§ Entries shown:
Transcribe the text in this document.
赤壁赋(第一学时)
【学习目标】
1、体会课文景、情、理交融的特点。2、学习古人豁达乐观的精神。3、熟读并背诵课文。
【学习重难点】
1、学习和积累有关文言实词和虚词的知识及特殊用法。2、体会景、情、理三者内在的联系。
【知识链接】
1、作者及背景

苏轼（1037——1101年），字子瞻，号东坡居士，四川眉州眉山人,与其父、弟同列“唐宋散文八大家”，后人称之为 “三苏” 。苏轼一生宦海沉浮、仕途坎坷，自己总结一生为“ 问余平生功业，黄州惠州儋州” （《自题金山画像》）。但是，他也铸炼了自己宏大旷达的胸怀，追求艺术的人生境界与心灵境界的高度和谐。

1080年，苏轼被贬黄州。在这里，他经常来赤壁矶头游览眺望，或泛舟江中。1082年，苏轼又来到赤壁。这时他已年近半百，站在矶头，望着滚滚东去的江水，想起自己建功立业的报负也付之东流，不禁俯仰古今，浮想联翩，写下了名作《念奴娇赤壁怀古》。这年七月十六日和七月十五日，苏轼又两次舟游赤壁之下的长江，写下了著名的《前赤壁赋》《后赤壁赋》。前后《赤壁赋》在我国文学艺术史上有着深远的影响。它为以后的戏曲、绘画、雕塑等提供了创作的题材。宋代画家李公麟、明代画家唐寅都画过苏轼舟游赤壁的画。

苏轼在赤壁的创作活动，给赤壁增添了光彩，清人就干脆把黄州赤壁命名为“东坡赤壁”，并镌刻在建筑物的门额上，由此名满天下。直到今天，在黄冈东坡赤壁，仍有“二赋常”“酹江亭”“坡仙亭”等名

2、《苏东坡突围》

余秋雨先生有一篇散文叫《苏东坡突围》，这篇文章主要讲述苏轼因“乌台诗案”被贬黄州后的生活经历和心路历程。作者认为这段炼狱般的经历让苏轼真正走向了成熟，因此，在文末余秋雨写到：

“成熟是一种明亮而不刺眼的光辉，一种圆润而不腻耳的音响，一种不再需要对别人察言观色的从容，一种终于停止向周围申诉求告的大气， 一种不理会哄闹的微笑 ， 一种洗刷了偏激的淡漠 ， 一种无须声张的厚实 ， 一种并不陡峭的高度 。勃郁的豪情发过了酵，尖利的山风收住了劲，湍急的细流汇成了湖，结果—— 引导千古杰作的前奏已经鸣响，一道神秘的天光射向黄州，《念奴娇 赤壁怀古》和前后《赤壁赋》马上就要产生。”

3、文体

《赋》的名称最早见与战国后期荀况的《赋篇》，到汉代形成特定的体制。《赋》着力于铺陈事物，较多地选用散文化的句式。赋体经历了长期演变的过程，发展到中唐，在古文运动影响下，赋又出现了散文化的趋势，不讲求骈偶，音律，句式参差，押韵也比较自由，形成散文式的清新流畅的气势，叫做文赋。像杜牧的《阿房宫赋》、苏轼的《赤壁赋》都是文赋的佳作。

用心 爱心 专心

§ Required task: Extract each line from the listing above, please, and repeat it exactly.

§ Solution to the exercise:
Transcribe the text in this document.
赤壁赋(第一学时)
【学习目标】
1、体会课文景、情、理交融的特点。2、学习古人豁达乐观的精神。3、熟读并背诵课文。
【学习重难点】
1、学习和积累有关文言实词和虚词的知识及特殊用法。2、体会景、情、理三者内在的联系。
【知识链接】
1、作者及背景

苏轼（1037——1101年），字子瞻，号东坡居士，四川眉州眉山人,与其父、弟同列“唐宋散文八大家”，后人称之为 “三苏” 。苏轼一生宦海沉浮、仕途坎坷，自己总结一生为“ 问余平生功业，黄州惠州儋州” （《自题金山画像》）。但是，他也铸炼了自己宏大旷达的胸怀，追求艺术的人生境界与心灵境界的高度和谐。

1080年，苏轼被贬黄州。在这里，他经常来赤壁矶头游览眺望，或泛舟江中。1082年，苏轼又来到赤壁。这时他已年近半百，站在矶头，望着滚滚东去的江水，想起自己建功立业的报负也付之东流，不禁俯仰古今，浮想联翩，写下了名作《念奴娇赤壁怀古》。这年七月十六日和七月十五日，苏轼又两次舟游赤壁之下的长江，写下了著名的《前赤壁赋》《后赤壁赋》。前后《赤壁赋》在我国文学艺术史上有着深远的影响。它为以后的戏曲、绘画、雕塑等提供了创作的题材。宋代画家李公麟、明代画家唐寅都画过苏轼舟游赤壁的画。

苏轼在赤壁的创作活动，给赤壁增添了光彩，清人就干脆把黄州赤壁命名为“东坡赤壁”，并镌刻在建筑物的门额上，由此名满天下。直到今天，在黄冈东坡赤壁，仍有“二赋常”“酹江亭”“坡仙亭”等名

2、《苏东坡突围》

余秋雨先生有一篇散文叫《苏东坡突围》，这篇文章主要讲述苏轼因“乌台诗案”被贬黄州后的生活经历和心路历程。作者认为这段炼狱般的经历让苏轼真正走向了成熟，因此，在文末余秋雨写到：

“成熟是一种明亮而不刺眼的光辉，一种圆润而不腻耳的音响，一种不再需要对别人察言观色的从容，一种终于停止向周围申诉求告的大气， 一种不理会哄闹的微笑 ， 一种洗刷了偏激的淡漠 ， 一种无须声张的厚实 ， 一种并不陡峭的高度 。勃郁的豪情发过了酵，尖利的山风收住了劲，湍急的细流汇成了湖，结果—— 引导千古杰作的前奏已经鸣响，一道神秘的天光射向黄州，《念奴娇 赤壁怀古》和前后《赤壁赋》马上就要产生。”

3、文体

《赋》的名称最早见与战国后期荀况的《赋篇》，到汉代形成特定的体制。《赋》着力于铺陈事物，较多地选用散文化的句式。赋体经历了长期演变的过程，发展到中唐，在古文运动影响下，赋又出现了散文化的趋势，不讲求骈偶，音律，句式参差，押韵也比较自由，形成散文式的清新流畅的气势，叫做文赋。像杜牧的《阿房宫赋》、苏轼的《赤壁赋》都是文赋的佳作。

用心 爱心 专心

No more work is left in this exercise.